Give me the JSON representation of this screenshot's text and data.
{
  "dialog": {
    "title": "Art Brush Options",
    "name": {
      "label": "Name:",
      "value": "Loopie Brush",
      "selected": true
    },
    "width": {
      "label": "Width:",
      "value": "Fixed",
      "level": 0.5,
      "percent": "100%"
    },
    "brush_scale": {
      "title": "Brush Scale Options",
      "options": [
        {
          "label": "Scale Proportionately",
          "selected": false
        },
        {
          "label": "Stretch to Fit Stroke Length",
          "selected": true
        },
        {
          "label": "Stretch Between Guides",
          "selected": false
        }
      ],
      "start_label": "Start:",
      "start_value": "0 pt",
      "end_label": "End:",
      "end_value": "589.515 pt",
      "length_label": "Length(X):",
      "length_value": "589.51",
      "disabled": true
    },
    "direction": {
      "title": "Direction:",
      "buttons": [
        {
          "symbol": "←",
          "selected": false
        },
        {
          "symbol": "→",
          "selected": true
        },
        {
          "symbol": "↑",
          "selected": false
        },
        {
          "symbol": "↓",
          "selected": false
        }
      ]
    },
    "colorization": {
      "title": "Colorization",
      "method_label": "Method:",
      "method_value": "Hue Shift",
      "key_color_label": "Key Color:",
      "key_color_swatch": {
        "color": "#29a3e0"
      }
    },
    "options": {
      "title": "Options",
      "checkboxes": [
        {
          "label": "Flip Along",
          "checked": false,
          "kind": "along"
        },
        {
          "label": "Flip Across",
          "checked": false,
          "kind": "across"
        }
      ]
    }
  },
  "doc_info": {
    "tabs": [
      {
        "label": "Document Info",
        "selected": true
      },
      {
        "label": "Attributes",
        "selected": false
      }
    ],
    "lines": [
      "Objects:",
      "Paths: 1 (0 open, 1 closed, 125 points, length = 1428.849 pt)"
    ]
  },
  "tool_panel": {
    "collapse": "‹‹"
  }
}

========================================

_Objective_: Reproduce every record, matching each line exactly.

_Written response_:
Give me the JSON representation of this screenshot's text and data.
{
  "dialog": {
    "title": "Art Brush Options",
    "name": {
      "label": "Name:",
      "value": "Loopie Brush",
      "selected": true
    },
    "width": {
      "label": "Width:",
      "value": "Fixed",
      "level": 0.5,
      "percent": "100%"
    },
    "brush_scale": {
      "title": "Brush Scale Options",
      "options": [
        {
          "label": "Scale Proportionately",
          "selected": false
        },
        {
          "label": "Stretch to Fit Stroke Length",
          "selected": true
        },
        {
          "label": "Stretch Between Guides",
          "selected": false
        }
      ],
      "start_label": "Start:",
      "start_value": "0 pt",
      "end_label": "End:",
      "end_value": "589.515 pt",
      "length_label": "Length(X):",
      "length_value": "589.51",
      "disabled": true
    },
    "direction": {
      "title": "Direction:",
      "buttons": [
        {
          "symbol": "←",
          "selected": false
        },
        {
          "symbol": "→",
          "selected": true
        },
        {
          "symbol": "↑",
          "selected": false
        },
        {
          "symbol": "↓",
          "selected": false
        }
      ]
    },
    "colorization": {
      "title": "Colorization",
      "method_label": "Method:",
      "method_value": "Hue Shift",
      "key_color_label": "Key Color:",
      "key_color_swatch": {
        "color": "#29a3e0"
      }
    },
    "options": {
      "title": "Options",
      "checkboxes": [
        {
          "label": "Flip Along",
          "checked": false,
          "kind": "along"
        },
        {
          "label": "Flip Across",
          "checked": false,
          "kind": "across"
        }
      ]
    }
  },
  "doc_info": {
    "tabs": [
      {
        "label": "Document Info",
        "selected": true
      },
      {
        "label": "Attributes",
        "selected": false
      }
    ],
    "lines": [
      "Objects:",
      "Paths: 1 (0 open, 1 closed, 125 points, length = 1428.849 pt)"
    ]
  },
  "tool_panel": {
    "collapse": "‹‹"
  }
}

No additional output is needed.